• _COMPITI_
1. Riporta parola per parola il passo dell'intervista su Sanremo 2018 che inizia con le parole "Sanremo 2018. Materiale" e si chiude dopo le parole "serate del Festival.".
2. Secondo l'intervista su Sanremo 2018, quale libro veniva presentato a Domenica In?
3. Riassumi in due frasi l'intervista su Sanremo 2018.

Sanremo 2018. Materiale per una nuova intervista

In molti continuano a snobbare il Festival, deridendo chi ancora si blocca davanti al video per cinque serate consecutive.
Lei da quale parte sta e come ha seguito le serate del Festival.
 
Ho il mio ritmo di vita. Faccio fatica a stare davanti alla Tv per troppo tempo. Mi sono gustato parte della prima serata. Avevo però letto i testi delle canzoni di Sanremo 2018 velocemente per poter partecipare a Domenica In qualche giorno prima che iniziasse il Festival. Veniva là presentato il mio libro Pop-Theology per giovani che lavora appunto sulle “canzoni” di Sanremo, per valorizzare letterariamente quei testi e scavare nel messaggio umano che offrono. Questo messaggio umano m’interessa per predicare il Vangelo di Gesù che è la “sua” proposta di umanità bella e buona, quell’umanità che può salvare i giovani perché libera dalla noia, dall’accidia, dalla frustrazione, dalla chiusura nel proprio egoismo e sprigiona una potenza straordinaria di amore vero che ti fa vedere il dolore e la sofferenza di molti, aprendo alla fratellanza, alla solidarietà. Perciò mi aggiorno su Sanremo appena posso strappare qualche minuto di tempo al mio lavoro di Vescovo. Snobbare Sanremo è banale, specialmente oggi, perché in quei testi c’è poeticità e, dunque, profondità dell’umano che a noi predicatori serve per annunciare il Vangelo.
 
Il cardinale Gianfranco Ravasi, presidente del Pontificio Consiglio della cultura, a proposito dei testi delle canzoni presentate già ieri al festival ha dichiarato che quest’anno “c’è poca attenzione alla dimensione esteriore, sociale e generale. C’è piuttosto un’attenzione all’intimità e alla sostanziale insoddisfazione che fiorisce all’interno delle coscienze”.

• _RIGHE DI DATI_
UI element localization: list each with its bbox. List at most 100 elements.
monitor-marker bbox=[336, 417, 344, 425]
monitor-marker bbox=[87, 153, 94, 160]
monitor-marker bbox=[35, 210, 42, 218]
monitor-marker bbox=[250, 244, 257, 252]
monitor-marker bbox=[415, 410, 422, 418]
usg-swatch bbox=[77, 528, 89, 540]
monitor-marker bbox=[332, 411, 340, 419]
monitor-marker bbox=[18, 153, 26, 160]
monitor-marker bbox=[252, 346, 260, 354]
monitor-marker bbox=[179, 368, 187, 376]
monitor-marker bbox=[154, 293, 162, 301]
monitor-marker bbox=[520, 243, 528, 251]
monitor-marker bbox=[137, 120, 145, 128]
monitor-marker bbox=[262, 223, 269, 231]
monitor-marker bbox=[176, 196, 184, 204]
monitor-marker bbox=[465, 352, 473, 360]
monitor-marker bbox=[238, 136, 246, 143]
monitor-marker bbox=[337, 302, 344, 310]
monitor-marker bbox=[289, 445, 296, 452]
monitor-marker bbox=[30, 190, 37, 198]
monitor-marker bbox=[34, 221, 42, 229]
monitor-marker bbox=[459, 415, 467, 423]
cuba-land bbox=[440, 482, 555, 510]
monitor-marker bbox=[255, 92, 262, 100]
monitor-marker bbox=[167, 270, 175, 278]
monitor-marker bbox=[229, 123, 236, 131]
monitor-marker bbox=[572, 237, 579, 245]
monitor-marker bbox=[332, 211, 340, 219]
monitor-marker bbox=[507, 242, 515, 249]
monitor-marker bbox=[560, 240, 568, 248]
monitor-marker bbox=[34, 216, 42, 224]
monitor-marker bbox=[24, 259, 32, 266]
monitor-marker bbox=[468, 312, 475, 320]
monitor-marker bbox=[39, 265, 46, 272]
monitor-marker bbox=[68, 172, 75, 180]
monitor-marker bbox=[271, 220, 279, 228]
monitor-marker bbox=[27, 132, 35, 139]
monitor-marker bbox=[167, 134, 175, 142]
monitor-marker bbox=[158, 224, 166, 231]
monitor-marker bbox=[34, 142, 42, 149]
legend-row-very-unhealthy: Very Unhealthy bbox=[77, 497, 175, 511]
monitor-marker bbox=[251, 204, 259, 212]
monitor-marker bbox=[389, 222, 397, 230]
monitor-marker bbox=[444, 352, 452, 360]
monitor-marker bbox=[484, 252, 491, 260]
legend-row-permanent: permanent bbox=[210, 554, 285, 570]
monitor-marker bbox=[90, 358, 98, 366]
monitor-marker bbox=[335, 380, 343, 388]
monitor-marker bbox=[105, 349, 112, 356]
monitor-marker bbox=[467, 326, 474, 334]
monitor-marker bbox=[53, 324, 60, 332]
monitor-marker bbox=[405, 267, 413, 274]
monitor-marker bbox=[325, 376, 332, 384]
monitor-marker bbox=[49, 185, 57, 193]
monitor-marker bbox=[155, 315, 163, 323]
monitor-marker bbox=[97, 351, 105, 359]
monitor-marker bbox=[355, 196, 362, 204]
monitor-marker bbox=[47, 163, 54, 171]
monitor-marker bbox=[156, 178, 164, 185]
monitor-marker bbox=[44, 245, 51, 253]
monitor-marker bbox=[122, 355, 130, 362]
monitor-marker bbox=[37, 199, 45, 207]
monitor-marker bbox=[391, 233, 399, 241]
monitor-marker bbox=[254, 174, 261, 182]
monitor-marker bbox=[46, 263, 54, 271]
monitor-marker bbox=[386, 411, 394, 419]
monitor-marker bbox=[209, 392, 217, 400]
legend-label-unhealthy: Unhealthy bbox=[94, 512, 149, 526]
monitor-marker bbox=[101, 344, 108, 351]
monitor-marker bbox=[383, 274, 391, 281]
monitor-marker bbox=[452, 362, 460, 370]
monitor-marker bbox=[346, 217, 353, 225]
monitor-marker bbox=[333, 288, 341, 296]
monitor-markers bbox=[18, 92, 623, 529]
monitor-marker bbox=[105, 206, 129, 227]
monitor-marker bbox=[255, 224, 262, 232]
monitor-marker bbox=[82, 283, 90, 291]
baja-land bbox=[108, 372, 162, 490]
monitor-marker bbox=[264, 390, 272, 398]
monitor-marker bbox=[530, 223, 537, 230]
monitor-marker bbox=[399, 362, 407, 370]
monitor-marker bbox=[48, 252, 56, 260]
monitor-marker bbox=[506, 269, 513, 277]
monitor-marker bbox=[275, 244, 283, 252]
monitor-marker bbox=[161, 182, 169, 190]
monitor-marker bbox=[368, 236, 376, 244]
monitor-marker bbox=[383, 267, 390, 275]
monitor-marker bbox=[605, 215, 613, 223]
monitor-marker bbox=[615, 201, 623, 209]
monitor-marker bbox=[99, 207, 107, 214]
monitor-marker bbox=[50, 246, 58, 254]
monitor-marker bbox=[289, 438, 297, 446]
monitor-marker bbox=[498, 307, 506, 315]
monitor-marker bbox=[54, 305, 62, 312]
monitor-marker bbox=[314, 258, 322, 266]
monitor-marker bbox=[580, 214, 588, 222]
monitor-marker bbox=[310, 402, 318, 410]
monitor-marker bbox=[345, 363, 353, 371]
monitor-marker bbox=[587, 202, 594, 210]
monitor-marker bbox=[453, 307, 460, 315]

• _LE RISPOSTE_
1.
Sanremo 2018. Materiale per una nuova intervista

In molti continuano a snobbare il Festival, deridendo chi ancora si blocca davanti al video per cinque serate consecutive.
Lei da quale parte sta e come ha seguito le serate del Festival.

2. Veniva presentato il libro Pop-Theology per giovani.

3. Chi risponde all'intervista ha seguito solo parte della prima serata, ma ha letto i testi delle canzoni per presentare a Domenica In il libro Pop-Theology per giovani, perché il messaggio umano di quei testi serve a predicare il Vangelo, e considera banale snobbare Sanremo. Il cardinale Gianfranco Ravasi ha osservato che quest'anno nei testi c'è poca attenzione alla dimensione esteriore, sociale e generale e piuttosto un'attenzione all'intimità e all'insoddisfazione delle coscienze.